* **Requirements**
What is the count of lines in the listing below that hold the string "Bitrate"? Reply with that number alone.

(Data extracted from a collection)
_ _ _ _
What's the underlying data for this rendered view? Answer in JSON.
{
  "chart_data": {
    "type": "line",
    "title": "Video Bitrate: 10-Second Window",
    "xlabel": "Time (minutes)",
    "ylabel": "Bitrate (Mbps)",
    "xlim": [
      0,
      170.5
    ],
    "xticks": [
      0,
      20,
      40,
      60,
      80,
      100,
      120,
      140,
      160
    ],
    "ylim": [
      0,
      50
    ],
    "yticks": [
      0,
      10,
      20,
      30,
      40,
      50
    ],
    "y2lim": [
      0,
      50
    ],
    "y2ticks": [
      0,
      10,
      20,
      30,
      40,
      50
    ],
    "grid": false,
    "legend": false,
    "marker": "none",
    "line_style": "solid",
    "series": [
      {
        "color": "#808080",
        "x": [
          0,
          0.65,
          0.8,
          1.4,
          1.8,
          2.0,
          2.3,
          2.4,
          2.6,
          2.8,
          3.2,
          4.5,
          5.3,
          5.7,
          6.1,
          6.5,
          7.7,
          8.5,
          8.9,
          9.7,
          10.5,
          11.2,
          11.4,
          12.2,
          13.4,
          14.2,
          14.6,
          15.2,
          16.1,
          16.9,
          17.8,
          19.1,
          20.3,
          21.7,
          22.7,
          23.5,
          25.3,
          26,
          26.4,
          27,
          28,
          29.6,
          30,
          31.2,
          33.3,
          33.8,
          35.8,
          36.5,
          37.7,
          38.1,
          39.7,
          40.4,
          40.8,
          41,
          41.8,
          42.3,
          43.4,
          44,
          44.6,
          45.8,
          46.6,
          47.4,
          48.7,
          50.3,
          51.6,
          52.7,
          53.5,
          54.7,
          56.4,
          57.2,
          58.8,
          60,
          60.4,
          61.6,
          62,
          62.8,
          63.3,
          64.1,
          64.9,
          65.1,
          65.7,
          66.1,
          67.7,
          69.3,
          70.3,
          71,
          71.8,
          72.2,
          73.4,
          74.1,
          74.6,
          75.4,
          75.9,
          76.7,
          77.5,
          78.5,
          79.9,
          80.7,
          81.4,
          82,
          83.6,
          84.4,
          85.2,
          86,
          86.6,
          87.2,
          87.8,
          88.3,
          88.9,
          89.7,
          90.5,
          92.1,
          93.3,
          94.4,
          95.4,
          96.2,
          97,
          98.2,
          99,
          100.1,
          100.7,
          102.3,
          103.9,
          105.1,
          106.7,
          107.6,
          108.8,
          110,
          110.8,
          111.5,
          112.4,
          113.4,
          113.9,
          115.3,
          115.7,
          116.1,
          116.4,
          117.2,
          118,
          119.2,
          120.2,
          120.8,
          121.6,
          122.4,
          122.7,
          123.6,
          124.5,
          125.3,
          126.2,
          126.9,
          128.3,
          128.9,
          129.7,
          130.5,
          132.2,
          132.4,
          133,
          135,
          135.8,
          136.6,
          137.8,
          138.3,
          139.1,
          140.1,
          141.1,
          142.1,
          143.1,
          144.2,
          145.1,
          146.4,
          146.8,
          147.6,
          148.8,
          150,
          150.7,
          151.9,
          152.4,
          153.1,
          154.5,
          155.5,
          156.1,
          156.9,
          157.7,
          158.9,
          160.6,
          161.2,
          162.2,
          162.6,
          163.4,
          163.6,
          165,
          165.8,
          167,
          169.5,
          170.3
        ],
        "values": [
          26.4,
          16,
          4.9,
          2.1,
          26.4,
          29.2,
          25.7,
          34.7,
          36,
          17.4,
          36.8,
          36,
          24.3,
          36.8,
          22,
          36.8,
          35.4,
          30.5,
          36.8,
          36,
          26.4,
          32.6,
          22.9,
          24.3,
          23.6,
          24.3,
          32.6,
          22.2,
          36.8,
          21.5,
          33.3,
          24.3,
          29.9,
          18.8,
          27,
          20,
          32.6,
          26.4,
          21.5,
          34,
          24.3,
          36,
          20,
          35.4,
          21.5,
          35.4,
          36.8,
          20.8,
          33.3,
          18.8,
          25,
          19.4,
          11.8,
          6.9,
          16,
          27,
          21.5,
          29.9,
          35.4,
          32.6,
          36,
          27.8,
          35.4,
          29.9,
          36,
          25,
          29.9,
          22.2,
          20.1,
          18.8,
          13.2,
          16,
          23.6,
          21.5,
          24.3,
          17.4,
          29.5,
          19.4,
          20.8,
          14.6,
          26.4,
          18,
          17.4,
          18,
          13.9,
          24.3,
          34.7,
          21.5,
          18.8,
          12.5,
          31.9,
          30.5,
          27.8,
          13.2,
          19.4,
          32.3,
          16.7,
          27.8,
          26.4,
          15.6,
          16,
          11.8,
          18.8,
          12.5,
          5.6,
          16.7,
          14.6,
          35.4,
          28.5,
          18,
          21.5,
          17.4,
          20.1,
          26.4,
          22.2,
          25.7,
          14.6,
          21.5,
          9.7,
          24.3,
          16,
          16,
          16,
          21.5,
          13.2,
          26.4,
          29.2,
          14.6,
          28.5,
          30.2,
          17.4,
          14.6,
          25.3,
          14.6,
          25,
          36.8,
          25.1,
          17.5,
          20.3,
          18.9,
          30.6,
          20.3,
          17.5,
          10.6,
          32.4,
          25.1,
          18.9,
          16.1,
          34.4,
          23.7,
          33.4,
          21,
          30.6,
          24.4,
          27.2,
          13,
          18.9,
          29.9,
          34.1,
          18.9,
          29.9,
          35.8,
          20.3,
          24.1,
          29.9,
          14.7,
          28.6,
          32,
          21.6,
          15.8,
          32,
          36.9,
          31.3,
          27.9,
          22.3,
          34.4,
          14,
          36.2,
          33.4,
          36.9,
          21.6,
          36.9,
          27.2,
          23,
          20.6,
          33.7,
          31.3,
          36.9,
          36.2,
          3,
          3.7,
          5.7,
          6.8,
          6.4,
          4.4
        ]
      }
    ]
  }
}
_ _ _ _
* **Completed exercise**
2